| Aim |
Report each line of the data that has "annotation" somewhere in it.

Saved entries
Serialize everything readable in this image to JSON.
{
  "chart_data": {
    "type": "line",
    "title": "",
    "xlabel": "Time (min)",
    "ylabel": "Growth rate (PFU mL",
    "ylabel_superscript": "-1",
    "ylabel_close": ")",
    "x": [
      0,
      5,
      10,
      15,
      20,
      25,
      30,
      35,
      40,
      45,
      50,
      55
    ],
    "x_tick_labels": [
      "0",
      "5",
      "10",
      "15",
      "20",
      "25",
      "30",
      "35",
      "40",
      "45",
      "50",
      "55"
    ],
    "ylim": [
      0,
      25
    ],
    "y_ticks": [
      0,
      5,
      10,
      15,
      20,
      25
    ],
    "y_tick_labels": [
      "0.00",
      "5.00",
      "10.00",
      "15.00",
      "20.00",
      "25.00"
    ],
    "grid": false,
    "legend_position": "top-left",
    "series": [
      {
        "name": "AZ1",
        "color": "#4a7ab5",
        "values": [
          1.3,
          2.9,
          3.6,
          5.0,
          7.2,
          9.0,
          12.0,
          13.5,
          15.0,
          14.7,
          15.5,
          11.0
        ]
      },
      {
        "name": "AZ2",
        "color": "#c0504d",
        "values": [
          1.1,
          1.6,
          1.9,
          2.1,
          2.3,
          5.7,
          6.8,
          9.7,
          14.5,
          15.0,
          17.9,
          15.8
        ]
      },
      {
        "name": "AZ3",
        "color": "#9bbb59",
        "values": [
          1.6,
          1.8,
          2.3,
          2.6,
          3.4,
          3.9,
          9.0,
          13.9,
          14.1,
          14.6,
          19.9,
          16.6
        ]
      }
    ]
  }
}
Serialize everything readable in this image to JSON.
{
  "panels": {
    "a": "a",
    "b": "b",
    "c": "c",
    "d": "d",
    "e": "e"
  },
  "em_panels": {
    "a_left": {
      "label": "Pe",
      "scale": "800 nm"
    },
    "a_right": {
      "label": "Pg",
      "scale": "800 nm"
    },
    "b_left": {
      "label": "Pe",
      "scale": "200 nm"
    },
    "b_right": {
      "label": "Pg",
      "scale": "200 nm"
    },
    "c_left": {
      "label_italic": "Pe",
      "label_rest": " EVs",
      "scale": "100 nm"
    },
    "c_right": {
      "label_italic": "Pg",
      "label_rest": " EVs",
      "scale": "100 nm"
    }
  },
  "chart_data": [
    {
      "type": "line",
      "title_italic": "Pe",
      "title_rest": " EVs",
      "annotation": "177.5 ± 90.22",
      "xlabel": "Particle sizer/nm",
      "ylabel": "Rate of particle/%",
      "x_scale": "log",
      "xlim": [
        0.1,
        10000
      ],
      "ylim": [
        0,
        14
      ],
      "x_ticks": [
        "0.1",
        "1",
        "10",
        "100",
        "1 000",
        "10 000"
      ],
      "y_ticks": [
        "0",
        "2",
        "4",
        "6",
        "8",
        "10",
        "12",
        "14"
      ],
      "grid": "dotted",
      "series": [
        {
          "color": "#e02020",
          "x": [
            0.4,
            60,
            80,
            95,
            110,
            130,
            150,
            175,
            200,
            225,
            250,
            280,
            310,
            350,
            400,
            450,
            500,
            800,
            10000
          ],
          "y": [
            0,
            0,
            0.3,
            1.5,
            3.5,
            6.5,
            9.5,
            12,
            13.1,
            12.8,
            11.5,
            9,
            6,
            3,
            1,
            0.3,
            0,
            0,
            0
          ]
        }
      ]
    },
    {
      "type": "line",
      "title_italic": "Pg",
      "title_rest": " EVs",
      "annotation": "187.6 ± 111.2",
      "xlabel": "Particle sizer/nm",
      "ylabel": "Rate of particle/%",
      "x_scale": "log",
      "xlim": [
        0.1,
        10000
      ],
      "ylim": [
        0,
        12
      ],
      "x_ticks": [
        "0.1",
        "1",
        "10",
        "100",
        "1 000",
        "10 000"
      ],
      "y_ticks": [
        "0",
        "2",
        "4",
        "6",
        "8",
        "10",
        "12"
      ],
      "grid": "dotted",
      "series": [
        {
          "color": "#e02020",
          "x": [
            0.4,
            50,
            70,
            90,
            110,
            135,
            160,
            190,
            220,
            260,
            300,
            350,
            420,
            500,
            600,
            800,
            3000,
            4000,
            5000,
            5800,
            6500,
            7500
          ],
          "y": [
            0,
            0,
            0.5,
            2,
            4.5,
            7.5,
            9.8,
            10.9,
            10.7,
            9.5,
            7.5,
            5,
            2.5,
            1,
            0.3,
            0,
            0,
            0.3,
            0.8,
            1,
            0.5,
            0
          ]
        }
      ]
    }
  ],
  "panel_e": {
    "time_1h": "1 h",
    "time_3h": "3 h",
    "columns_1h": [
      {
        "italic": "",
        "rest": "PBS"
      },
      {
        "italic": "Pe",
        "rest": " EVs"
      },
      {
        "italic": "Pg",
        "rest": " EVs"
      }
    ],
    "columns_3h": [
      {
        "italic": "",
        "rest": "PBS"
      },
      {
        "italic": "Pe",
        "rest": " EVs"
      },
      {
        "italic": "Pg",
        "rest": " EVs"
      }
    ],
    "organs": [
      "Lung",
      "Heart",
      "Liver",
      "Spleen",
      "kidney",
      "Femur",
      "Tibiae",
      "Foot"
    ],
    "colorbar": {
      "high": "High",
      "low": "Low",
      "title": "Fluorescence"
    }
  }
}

| Output |
      "annotation": "177.5 ± 90.22",
      "annotation": "187.6 ± 111.2",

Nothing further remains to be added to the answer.